* begin Given records *
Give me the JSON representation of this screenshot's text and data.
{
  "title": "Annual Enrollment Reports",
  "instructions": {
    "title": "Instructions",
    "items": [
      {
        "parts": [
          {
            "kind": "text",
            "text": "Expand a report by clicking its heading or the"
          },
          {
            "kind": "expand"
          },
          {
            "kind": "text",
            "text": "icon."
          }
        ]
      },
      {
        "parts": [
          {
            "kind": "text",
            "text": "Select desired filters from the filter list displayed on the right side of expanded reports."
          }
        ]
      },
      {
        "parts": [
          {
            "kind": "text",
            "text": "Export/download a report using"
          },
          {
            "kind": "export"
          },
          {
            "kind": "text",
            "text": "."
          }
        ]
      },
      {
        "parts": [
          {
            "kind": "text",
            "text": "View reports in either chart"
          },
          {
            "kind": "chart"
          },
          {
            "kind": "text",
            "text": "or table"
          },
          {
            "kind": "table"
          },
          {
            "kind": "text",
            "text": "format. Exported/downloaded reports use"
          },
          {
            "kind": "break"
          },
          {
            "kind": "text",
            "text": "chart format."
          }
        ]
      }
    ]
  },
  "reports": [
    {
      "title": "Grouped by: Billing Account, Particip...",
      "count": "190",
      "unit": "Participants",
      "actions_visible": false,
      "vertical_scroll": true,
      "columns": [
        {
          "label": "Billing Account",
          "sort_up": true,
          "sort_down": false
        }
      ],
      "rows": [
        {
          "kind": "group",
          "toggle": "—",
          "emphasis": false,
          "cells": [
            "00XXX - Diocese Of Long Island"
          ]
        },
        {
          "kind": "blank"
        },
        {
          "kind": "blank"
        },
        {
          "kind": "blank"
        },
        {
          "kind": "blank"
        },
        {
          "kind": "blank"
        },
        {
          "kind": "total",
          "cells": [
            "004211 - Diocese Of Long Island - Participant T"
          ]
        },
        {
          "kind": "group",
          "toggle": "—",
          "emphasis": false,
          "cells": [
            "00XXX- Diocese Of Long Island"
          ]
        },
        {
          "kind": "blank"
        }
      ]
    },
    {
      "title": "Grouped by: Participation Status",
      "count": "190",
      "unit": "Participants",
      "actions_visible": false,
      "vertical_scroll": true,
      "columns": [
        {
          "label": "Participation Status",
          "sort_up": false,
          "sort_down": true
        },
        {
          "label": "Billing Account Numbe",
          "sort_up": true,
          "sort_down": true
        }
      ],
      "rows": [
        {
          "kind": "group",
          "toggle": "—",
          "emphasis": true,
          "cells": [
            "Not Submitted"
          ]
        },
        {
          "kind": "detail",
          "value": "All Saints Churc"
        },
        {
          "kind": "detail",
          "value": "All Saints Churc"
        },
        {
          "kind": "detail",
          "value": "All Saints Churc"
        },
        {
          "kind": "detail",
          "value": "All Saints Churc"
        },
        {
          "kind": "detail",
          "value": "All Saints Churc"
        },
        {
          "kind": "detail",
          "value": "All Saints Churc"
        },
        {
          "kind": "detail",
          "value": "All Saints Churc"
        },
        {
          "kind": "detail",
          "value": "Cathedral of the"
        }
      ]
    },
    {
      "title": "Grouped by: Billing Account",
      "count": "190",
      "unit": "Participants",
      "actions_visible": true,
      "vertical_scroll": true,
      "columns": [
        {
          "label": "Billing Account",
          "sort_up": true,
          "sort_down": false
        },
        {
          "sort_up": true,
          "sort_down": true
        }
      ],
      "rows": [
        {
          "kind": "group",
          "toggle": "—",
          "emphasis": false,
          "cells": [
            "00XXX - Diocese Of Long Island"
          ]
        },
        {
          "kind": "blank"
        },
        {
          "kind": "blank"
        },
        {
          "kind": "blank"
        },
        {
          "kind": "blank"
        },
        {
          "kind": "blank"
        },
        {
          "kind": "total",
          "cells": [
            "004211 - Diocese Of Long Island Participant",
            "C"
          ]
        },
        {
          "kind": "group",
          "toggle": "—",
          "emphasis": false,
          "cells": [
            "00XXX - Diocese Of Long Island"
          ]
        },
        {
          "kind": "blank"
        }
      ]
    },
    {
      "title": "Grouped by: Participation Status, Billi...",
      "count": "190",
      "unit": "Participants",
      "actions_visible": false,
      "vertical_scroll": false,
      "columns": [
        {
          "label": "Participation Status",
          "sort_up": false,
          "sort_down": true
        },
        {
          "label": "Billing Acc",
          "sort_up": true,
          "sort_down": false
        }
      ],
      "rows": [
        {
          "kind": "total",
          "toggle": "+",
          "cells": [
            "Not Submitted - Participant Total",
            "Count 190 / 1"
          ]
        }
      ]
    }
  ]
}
* end Given records *
**Problem details:** Only lines that contain the word "Account" are wanted; copy each of them.

**Expected answer:**
      "title": "Grouped by: Billing Account, Particip...",
          "label": "Billing Account",
          "label": "Billing Account Numbe",
      "title": "Grouped by: Billing Account",
          "label": "Billing Account",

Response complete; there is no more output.